▸ Extracted data entries
* * * * * * * * *

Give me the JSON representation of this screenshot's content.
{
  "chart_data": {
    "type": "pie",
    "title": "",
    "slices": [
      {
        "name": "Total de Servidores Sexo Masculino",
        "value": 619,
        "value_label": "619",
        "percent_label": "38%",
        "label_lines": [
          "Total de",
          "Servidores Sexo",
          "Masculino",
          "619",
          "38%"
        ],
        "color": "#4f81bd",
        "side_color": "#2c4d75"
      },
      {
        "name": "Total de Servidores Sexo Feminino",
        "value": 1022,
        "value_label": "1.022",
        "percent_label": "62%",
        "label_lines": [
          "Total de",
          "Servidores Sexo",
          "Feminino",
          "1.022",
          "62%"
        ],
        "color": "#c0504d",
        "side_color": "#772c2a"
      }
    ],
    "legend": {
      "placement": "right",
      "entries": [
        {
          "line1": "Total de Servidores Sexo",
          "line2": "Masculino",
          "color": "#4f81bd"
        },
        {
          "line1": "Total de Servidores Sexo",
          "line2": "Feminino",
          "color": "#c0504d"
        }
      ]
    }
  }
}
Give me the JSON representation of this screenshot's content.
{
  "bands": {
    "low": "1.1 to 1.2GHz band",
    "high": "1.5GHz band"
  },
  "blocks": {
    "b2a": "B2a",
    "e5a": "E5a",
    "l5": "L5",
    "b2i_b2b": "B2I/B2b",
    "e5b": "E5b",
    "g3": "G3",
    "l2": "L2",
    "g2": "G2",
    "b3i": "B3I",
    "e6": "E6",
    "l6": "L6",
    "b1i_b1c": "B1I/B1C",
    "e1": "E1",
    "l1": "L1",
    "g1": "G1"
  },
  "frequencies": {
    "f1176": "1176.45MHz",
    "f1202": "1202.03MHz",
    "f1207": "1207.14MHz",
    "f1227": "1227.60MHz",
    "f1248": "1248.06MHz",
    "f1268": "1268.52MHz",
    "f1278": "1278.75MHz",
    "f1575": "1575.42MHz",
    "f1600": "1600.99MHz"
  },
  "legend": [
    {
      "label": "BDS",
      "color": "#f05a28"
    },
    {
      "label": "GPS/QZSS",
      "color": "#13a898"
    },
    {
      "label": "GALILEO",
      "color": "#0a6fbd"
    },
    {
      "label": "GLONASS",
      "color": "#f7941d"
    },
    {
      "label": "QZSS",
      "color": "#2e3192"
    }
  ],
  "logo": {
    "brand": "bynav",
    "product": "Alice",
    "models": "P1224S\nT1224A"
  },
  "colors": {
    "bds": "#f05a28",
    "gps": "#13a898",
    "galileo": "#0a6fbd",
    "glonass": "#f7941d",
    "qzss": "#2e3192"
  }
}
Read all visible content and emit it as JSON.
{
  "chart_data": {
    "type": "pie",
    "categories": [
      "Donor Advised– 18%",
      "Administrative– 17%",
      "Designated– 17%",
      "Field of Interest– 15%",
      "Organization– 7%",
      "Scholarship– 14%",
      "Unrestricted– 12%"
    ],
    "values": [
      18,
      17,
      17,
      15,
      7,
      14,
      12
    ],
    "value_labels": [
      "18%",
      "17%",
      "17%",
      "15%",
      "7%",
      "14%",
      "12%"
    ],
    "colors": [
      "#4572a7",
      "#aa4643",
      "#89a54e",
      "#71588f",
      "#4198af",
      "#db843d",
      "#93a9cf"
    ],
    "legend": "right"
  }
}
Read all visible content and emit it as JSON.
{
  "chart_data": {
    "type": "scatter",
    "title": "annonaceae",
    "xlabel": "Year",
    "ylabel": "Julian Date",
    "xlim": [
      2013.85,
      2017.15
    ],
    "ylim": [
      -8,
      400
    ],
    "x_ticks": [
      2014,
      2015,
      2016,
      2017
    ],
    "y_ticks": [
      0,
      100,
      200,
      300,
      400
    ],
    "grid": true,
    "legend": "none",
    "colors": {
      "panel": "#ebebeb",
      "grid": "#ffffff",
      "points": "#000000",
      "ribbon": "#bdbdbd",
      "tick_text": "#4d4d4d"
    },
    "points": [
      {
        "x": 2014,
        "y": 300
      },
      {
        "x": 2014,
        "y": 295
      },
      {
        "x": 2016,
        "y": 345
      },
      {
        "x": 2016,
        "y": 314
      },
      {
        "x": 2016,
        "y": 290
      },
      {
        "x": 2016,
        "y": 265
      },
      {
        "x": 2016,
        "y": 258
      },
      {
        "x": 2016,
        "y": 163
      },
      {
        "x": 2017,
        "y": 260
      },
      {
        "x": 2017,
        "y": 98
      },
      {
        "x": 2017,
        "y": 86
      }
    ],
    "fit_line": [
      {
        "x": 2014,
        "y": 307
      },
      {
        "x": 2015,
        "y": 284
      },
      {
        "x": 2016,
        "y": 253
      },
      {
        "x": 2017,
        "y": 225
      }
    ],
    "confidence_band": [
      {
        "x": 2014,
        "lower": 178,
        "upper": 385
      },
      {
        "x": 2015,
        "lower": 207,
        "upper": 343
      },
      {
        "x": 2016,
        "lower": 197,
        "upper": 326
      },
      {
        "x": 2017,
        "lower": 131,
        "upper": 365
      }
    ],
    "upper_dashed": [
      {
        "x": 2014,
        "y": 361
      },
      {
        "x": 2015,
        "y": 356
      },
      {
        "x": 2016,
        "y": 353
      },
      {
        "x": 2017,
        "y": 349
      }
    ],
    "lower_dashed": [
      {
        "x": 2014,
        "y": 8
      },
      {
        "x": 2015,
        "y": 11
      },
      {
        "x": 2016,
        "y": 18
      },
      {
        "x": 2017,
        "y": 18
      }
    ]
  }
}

* * * * * * * * *

▸ Direction
Transcribe all the entries, keeping each one exactly as it is.

▸ Output for this exercise
Give me the JSON representation of this screenshot's content.
{
  "chart_data": {
    "type": "pie",
    "title": "",
    "slices": [
      {
        "name": "Total de Servidores Sexo Masculino",
        "value": 619,
        "value_label": "619",
        "percent_label": "38%",
        "label_lines": [
          "Total de",
          "Servidores Sexo",
          "Masculino",
          "619",
          "38%"
        ],
        "color": "#4f81bd",
        "side_color": "#2c4d75"
      },
      {
        "name": "Total de Servidores Sexo Feminino",
        "value": 1022,
        "value_label": "1.022",
        "percent_label": "62%",
        "label_lines": [
          "Total de",
          "Servidores Sexo",
          "Feminino",
          "1.022",
          "62%"
        ],
        "color": "#c0504d",
        "side_color": "#772c2a"
      }
    ],
    "legend": {
      "placement": "right",
      "entries": [
        {
          "line1": "Total de Servidores Sexo",
          "line2": "Masculino",
          "color": "#4f81bd"
        },
        {
          "line1": "Total de Servidores Sexo",
          "line2": "Feminino",
          "color": "#c0504d"
        }
      ]
    }
  }
}
Give me the JSON representation of this screenshot's content.
{
  "bands": {
    "low": "1.1 to 1.2GHz band",
    "high": "1.5GHz band"
  },
  "blocks": {
    "b2a": "B2a",
    "e5a": "E5a",
    "l5": "L5",
    "b2i_b2b": "B2I/B2b",
    "e5b": "E5b",
    "g3": "G3",
    "l2": "L2",
    "g2": "G2",
    "b3i": "B3I",
    "e6": "E6",
    "l6": "L6",
    "b1i_b1c": "B1I/B1C",
    "e1": "E1",
    "l1": "L1",
    "g1": "G1"
  },
  "frequencies": {
    "f1176": "1176.45MHz",
    "f1202": "1202.03MHz",
    "f1207": "1207.14MHz",
    "f1227": "1227.60MHz",
    "f1248": "1248.06MHz",
    "f1268": "1268.52MHz",
    "f1278": "1278.75MHz",
    "f1575": "1575.42MHz",
    "f1600": "1600.99MHz"
  },
  "legend": [
    {
      "label": "BDS",
      "color": "#f05a28"
    },
    {
      "label": "GPS/QZSS",
      "color": "#13a898"
    },
    {
      "label": "GALILEO",
      "color": "#0a6fbd"
    },
    {
      "label": "GLONASS",
      "color": "#f7941d"
    },
    {
      "label": "QZSS",
      "color": "#2e3192"
    }
  ],
  "logo": {
    "brand": "bynav",
    "product": "Alice",
    "models": "P1224S\nT1224A"
  },
  "colors": {
    "bds": "#f05a28",
    "gps": "#13a898",
    "galileo": "#0a6fbd",
    "glonass": "#f7941d",
    "qzss": "#2e3192"
  }
}
Read all visible content and emit it as JSON.
{
  "chart_data": {
    "type": "pie",
    "categories": [
      "Donor Advised– 18%",
      "Administrative– 17%",
      "Designated– 17%",
      "Field of Interest– 15%",
      "Organization– 7%",
      "Scholarship– 14%",
      "Unrestricted– 12%"
    ],
    "values": [
      18,
      17,
      17,
      15,
      7,
      14,
      12
    ],
    "value_labels": [
      "18%",
      "17%",
      "17%",
      "15%",
      "7%",
      "14%",
      "12%"
    ],
    "colors": [
      "#4572a7",
      "#aa4643",
      "#89a54e",
      "#71588f",
      "#4198af",
      "#db843d",
      "#93a9cf"
    ],
    "legend": "right"
  }
}
Read all visible content and emit it as JSON.
{
  "chart_data": {
    "type": "scatter",
    "title": "annonaceae",
    "xlabel": "Year",
    "ylabel": "Julian Date",
    "xlim": [
      2013.85,
      2017.15
    ],
    "ylim": [
      -8,
      400
    ],
    "x_ticks": [
      2014,
      2015,
      2016,
      2017
    ],
    "y_ticks": [
      0,
      100,
      200,
      300,
      400
    ],
    "grid": true,
    "legend": "none",
    "colors": {
      "panel": "#ebebeb",
      "grid": "#ffffff",
      "points": "#000000",
      "ribbon": "#bdbdbd",
      "tick_text": "#4d4d4d"
    },
    "points": [
      {
        "x": 2014,
        "y": 300
      },
      {
        "x": 2014,
        "y": 295
      },
      {
        "x": 2016,
        "y": 345
      },
      {
        "x": 2016,
        "y": 314
      },
      {
        "x": 2016,
        "y": 290
      },
      {
        "x": 2016,
        "y": 265
      },
      {
        "x": 2016,
        "y": 258
      },
      {
        "x": 2016,
        "y": 163
      },
      {
        "x": 2017,
        "y": 260
      },
      {
        "x": 2017,
        "y": 98
      },
      {
        "x": 2017,
        "y": 86
      }
    ],
    "fit_line": [
      {
        "x": 2014,
        "y": 307
      },
      {
        "x": 2015,
        "y": 284
      },
      {
        "x": 2016,
        "y": 253
      },
      {
        "x": 2017,
        "y": 225
      }
    ],
    "confidence_band": [
      {
        "x": 2014,
        "lower": 178,
        "upper": 385
      },
      {
        "x": 2015,
        "lower": 207,
        "upper": 343
      },
      {
        "x": 2016,
        "lower": 197,
        "upper": 326
      },
      {
        "x": 2017,
        "lower": 131,
        "upper": 365
      }
    ],
    "upper_dashed": [
      {
        "x": 2014,
        "y": 361
      },
      {
        "x": 2015,
        "y": 356
      },
      {
        "x": 2016,
        "y": 353
      },
      {
        "x": 2017,
        "y": 349
      }
    ],
    "lower_dashed": [
      {
        "x": 2014,
        "y": 8
      },
      {
        "x": 2015,
        "y": 11
      },
      {
        "x": 2016,
        "y": 18
      },
      {
        "x": 2017,
        "y": 18
      }
    ]
  }
}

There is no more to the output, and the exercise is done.